*Do this*
Gather up the lines that contain "text".
begin
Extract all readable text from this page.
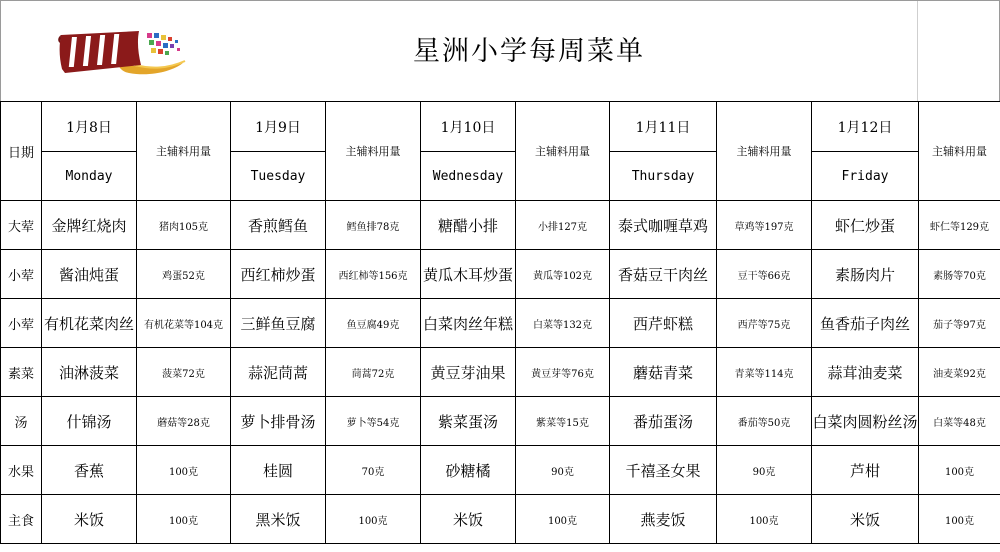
星洲小学每周菜单
日期	1月8日	主辅料用量	1月9日	主辅料用量	1月10日	主辅料用量	1月11日	主辅料用量	1月12日	主辅料用量
	Monday		Tuesday		Wednesday		Thursday		Friday	
大荤	金牌红烧肉	猪肉105克	香煎鳕鱼	鳕鱼排78克	糖醋小排	小排127克	泰式咖喱草鸡	草鸡等197克	虾仁炒蛋	虾仁等129克
小荤	酱油炖蛋	鸡蛋52克	西红柿炒蛋	西红柿等156克	黄瓜木耳炒蛋	黄瓜等102克	香菇豆干肉丝	豆干等66克	素肠肉片	素肠等70克
小荤	有机花菜肉丝	有机花菜等104克	三鲜鱼豆腐	鱼豆腐49克	白菜肉丝年糕	白菜等132克	西芹虾糕	西芹等75克	鱼香茄子肉丝	茄子等97克
素菜	油淋菠菜	菠菜72克	蒜泥茼蒿	茼蒿72克	黄豆芽油果	黄豆芽等76克	蘑菇青菜	青菜等114克	蒜茸油麦菜	油麦菜92克
汤	什锦汤	蘑菇等28克	萝卜排骨汤	萝卜等54克	紫菜蛋汤	紫菜等15克	番茄蛋汤	番茄等50克	白菜肉圆粉丝汤	白菜等48克
水果	香蕉	100克	桂圆	70克	砂糖橘	90克	千禧圣女果	90克	芦柑	100克
主食	米饭	100克	黑米饭	100克	米饭	100克	燕麦饭	100克	米饭	100克
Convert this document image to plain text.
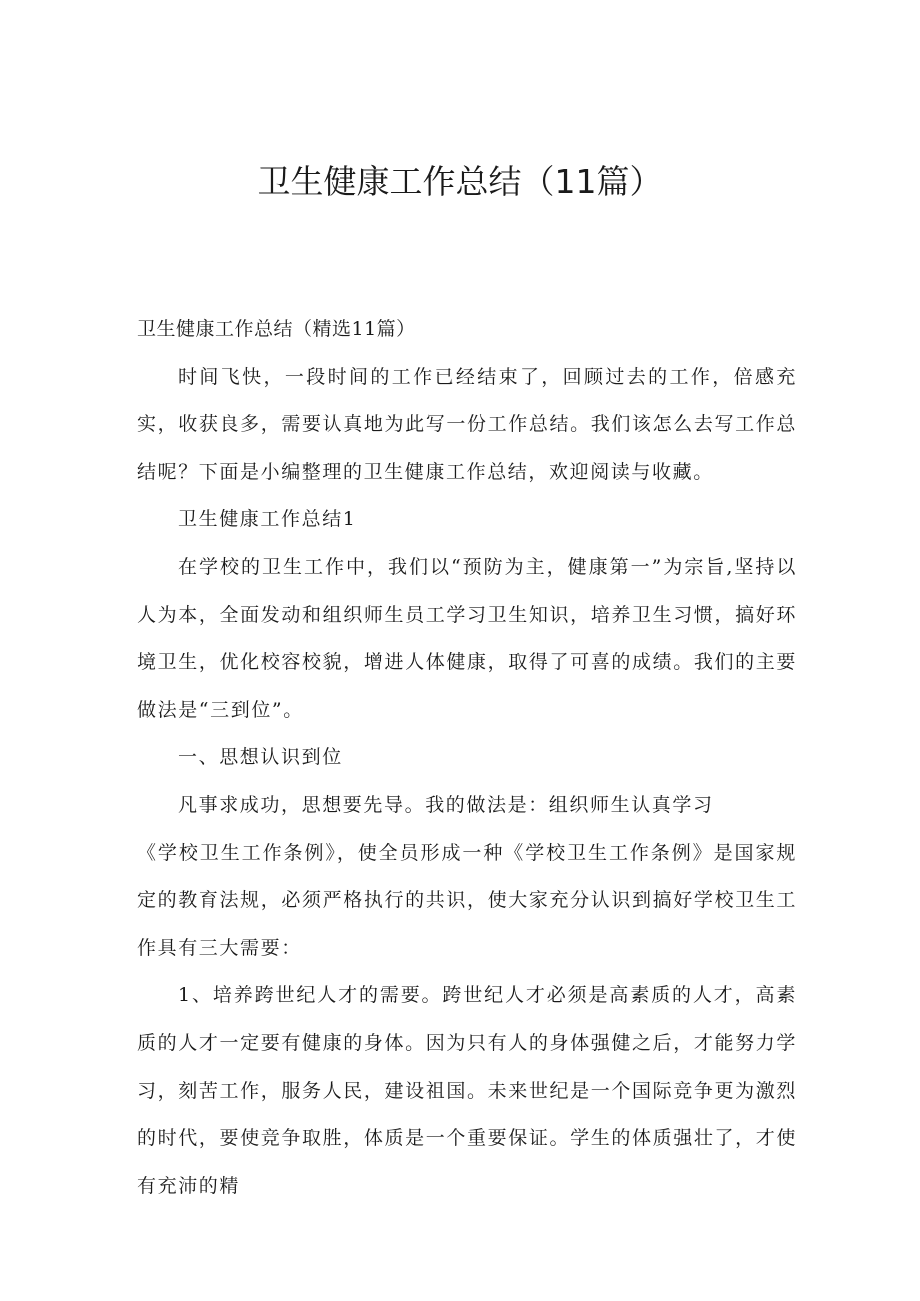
卫生健康工作总结（11篇）

卫生健康工作总结（精选11篇）

时间飞快，一段时间的工作已经结束了，回顾过去的工作，倍感充实，收获良多，需要认真地为此写一份工作总结。我们该怎么去写工作总结呢？下面是小编整理的卫生健康工作总结，欢迎阅读与收藏。

卫生健康工作总结1

在学校的卫生工作中，我们以“预防为主，健康第一”为宗旨,坚持以人为本，全面发动和组织师生员工学习卫生知识，培养卫生习惯，搞好环境卫生，优化校容校貌，增进人体健康，取得了可喜的成绩。我们的主要做法是“三到位”。

一、思想认识到位

凡事求成功，思想要先导。我的做法是：组织师生认真学习

《学校卫生工作条例》，使全员形成一种《学校卫生工作条例》是国家规定的教育法规，必须严格执行的共识，使大家充分认识到搞好学校卫生工作具有三大需要：

1、培养跨世纪人才的需要。跨世纪人才必须是高素质的人才，高素质的人才一定要有健康的身体。因为只有人的身体强健之后，才能努力学习，刻苦工作，服务人民，建设祖国。未来世纪是一个国际竞争更为激烈的时代，要使竞争取胜，体质是一个重要保证。学生的体质强壮了，才使有充沛的精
end
*Response to this exercise*
Extract all readable text from this page.
Convert this document image to plain text.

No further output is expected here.